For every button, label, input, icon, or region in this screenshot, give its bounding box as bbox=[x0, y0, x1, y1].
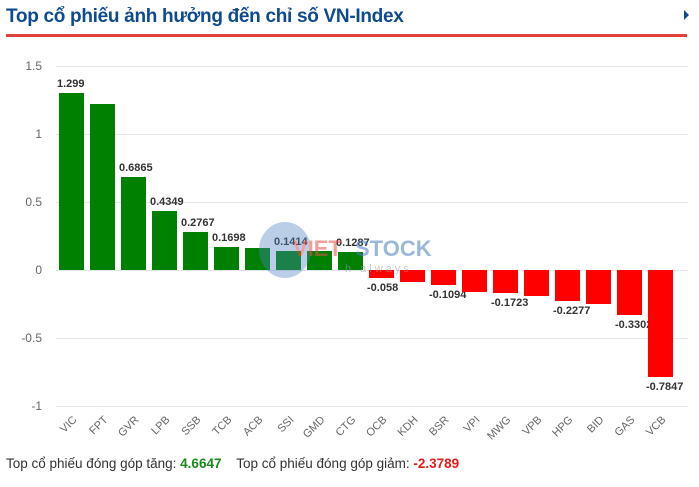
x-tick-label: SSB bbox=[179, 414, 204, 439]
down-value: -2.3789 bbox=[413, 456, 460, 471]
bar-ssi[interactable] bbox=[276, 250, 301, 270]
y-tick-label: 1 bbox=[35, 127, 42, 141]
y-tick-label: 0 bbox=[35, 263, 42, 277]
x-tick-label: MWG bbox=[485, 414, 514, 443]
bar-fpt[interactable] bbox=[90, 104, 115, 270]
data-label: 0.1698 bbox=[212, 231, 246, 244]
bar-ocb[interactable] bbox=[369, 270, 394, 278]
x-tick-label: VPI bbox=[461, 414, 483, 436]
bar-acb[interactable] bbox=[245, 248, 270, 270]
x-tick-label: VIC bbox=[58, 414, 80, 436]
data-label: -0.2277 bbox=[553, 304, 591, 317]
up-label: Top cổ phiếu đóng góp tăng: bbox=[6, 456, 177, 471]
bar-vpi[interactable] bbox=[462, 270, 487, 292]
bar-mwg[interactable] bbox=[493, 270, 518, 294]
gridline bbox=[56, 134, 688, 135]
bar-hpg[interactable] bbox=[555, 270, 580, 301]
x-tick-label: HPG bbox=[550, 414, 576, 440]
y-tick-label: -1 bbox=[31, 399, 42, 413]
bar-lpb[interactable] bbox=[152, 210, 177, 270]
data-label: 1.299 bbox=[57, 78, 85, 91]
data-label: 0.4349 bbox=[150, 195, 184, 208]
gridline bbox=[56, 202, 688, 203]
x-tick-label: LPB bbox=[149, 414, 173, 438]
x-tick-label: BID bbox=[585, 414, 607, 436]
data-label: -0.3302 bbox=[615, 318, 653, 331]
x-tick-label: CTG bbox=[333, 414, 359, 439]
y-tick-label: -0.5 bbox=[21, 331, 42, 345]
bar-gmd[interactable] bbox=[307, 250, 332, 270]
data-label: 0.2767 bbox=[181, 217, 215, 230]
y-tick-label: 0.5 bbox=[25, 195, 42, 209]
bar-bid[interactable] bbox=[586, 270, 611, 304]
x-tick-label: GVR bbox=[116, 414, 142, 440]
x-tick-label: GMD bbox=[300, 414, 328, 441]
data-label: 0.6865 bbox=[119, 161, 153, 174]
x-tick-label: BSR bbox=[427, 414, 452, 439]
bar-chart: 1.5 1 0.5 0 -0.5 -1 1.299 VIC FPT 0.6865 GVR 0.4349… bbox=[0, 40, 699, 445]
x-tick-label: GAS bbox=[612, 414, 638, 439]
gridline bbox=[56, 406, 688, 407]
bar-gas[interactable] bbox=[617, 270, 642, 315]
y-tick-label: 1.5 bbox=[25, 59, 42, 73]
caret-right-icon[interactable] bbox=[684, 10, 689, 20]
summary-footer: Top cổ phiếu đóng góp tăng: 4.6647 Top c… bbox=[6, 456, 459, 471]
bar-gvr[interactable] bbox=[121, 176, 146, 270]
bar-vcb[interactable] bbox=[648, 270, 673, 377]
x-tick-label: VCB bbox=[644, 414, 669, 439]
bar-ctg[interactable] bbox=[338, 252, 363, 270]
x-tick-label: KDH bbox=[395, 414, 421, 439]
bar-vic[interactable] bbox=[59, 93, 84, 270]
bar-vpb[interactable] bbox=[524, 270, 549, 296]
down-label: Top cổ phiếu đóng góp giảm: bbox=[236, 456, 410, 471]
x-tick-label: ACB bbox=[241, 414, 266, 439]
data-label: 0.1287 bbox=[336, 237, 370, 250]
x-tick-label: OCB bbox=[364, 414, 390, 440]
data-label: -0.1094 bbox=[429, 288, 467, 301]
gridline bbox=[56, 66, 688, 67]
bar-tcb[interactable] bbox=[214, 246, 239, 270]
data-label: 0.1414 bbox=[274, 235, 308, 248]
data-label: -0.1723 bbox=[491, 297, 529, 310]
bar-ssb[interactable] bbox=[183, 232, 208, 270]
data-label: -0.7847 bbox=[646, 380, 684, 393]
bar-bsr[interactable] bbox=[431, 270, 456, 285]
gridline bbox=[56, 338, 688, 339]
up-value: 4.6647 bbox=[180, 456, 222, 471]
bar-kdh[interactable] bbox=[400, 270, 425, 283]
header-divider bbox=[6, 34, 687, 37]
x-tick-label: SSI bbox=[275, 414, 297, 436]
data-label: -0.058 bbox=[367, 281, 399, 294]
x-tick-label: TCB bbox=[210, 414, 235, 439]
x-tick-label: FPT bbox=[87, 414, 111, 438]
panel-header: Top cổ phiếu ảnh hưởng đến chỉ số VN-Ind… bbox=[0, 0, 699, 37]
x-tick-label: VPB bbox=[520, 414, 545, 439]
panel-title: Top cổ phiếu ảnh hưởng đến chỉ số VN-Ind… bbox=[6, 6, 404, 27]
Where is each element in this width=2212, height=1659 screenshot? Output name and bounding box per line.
^^^^
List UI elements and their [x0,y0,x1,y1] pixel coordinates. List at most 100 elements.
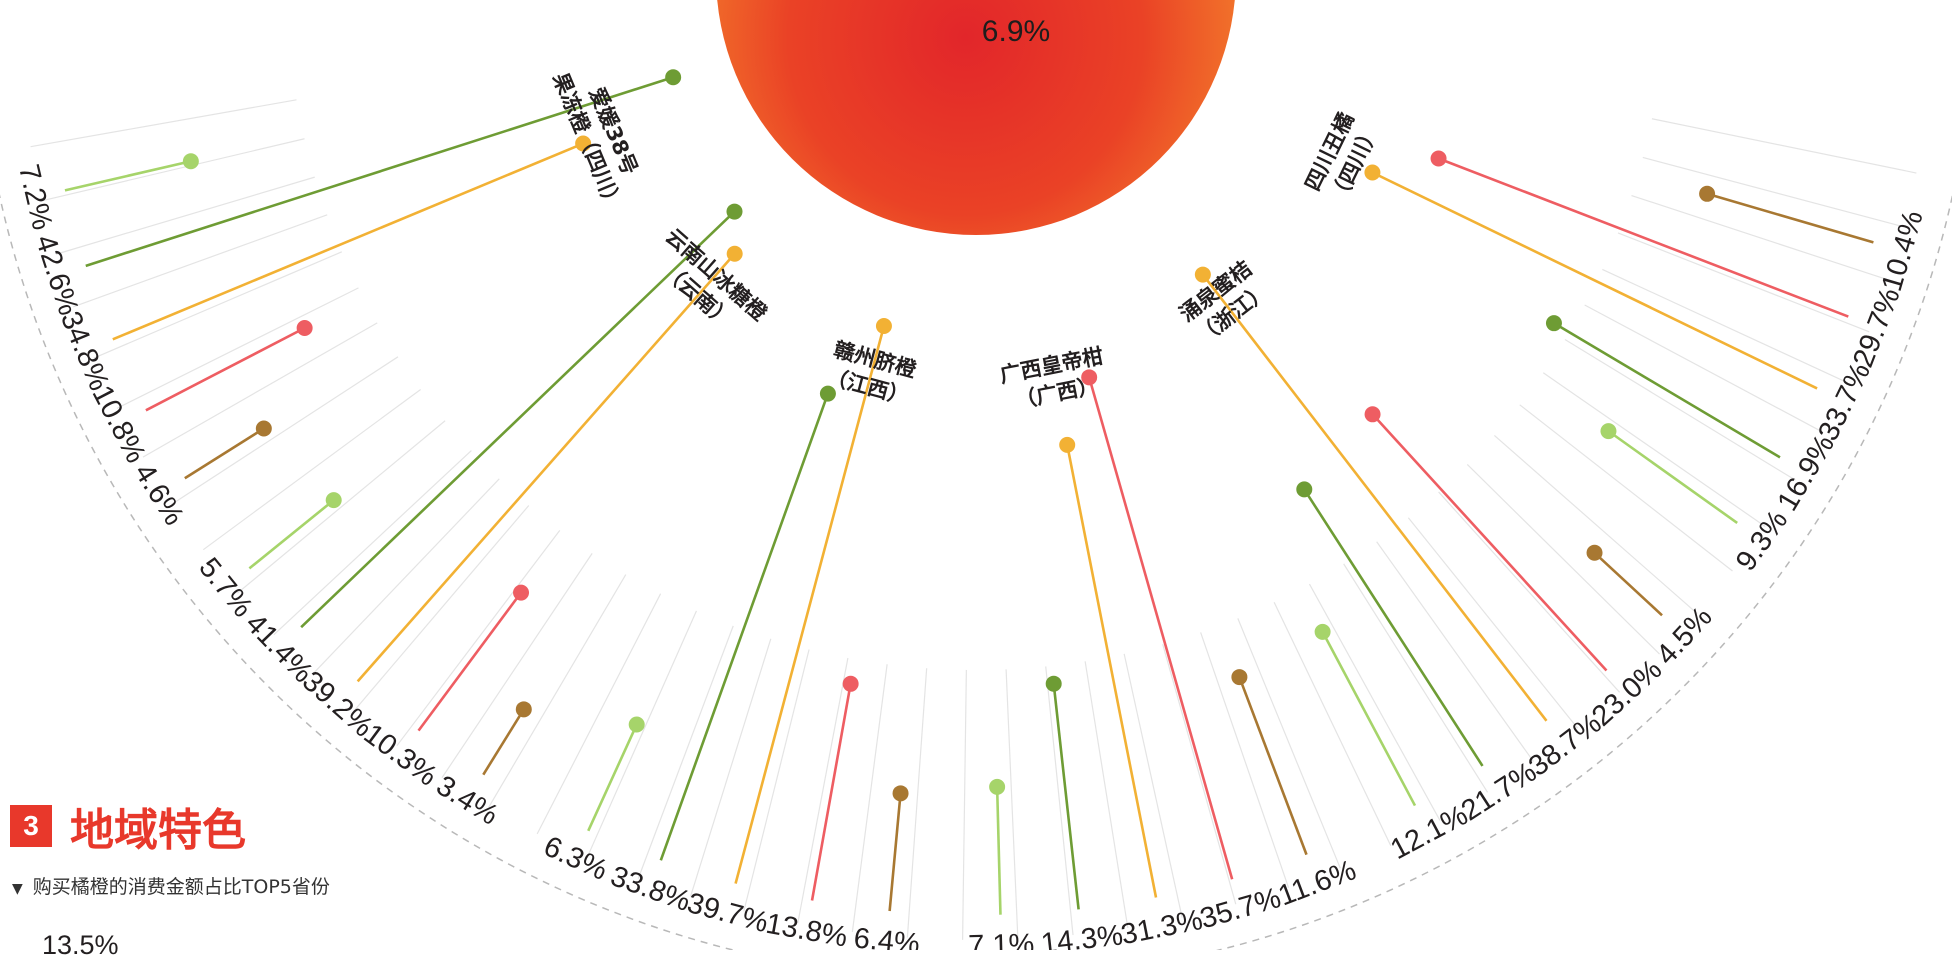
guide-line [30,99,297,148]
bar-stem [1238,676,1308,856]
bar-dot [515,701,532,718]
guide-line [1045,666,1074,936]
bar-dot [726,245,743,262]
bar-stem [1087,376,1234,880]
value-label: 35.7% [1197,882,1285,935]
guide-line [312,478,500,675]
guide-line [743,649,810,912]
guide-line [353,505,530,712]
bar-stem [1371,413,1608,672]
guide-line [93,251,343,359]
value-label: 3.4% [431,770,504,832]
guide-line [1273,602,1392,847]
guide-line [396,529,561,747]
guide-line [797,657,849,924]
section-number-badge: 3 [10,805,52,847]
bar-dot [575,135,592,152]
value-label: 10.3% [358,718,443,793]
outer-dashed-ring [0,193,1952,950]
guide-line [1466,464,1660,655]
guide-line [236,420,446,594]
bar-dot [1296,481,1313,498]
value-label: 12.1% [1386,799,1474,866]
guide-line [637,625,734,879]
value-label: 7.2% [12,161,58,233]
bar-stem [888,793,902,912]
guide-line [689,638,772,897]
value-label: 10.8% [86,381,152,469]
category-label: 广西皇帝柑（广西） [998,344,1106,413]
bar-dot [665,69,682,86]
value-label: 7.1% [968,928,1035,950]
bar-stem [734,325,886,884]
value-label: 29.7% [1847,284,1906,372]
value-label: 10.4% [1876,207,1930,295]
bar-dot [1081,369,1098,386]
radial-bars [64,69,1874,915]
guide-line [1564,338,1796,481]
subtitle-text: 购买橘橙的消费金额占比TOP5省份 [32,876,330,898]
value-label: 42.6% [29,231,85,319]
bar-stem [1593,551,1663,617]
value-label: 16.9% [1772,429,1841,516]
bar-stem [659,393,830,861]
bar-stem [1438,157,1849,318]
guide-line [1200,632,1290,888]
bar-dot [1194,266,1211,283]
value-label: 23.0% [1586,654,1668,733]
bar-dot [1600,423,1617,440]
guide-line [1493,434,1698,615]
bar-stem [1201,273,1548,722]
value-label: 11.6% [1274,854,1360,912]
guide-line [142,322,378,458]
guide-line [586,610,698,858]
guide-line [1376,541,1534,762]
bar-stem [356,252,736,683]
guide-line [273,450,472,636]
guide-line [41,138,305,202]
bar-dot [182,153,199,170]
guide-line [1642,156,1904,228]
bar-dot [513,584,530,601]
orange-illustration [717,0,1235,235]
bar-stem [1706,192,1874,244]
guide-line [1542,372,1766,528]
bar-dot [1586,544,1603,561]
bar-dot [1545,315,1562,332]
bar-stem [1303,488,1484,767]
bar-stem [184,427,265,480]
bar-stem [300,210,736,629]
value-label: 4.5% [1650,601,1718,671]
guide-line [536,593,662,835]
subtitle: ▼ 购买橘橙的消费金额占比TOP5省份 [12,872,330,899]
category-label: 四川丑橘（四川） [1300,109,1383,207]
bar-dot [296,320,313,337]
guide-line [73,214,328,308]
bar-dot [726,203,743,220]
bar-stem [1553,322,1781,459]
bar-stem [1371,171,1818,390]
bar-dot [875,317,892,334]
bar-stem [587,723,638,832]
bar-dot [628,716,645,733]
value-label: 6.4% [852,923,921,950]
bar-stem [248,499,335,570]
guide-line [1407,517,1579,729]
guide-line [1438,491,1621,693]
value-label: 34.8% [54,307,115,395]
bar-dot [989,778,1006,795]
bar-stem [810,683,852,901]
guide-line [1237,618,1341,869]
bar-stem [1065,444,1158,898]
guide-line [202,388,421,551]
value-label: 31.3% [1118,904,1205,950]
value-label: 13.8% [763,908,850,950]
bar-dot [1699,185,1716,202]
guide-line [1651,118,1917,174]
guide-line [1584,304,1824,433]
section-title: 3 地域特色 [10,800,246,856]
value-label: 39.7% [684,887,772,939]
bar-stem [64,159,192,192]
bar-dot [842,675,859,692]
^^^^
Your task: Extract every line of the listing that contains the string "icon", treating uppercase and lowercase as different.

Answer to this problem:
For every button, label, input, icon, or region in this screenshot, give its bounding box as bbox=[x0, y0, x1, y1].
caret-right-icon[interactable] bbox=[684, 10, 689, 20]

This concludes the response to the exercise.